** Given problem **
For each line in the data below that holds "years", return a copy.

** Records shown **
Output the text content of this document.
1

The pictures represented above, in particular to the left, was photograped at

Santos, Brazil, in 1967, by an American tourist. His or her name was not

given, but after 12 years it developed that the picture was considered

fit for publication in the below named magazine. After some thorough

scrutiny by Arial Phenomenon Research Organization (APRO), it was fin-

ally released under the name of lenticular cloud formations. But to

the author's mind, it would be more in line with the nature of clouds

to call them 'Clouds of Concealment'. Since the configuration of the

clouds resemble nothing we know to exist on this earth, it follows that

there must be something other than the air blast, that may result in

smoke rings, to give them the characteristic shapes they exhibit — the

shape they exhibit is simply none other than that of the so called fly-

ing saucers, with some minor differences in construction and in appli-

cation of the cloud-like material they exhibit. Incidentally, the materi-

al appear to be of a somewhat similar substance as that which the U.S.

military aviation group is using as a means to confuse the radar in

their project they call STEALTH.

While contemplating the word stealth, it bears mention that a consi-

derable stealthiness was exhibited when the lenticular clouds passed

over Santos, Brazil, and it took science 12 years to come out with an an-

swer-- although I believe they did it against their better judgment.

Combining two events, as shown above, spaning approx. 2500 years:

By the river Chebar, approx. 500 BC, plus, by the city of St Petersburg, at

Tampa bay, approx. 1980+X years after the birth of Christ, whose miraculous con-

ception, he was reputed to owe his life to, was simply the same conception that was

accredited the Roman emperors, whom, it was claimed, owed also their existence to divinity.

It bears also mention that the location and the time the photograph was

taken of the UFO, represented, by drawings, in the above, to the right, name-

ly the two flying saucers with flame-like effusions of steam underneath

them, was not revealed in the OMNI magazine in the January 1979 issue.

** Reply to the task **
given, but after 12 years it developed that the picture was considered
over Santos, Brazil, and it took science 12 years to come out with an an-
Combining two events, as shown above, spaning approx. 2500 years:
Tampa bay, approx. 1980+X years after the birth of Christ, whose miraculous con-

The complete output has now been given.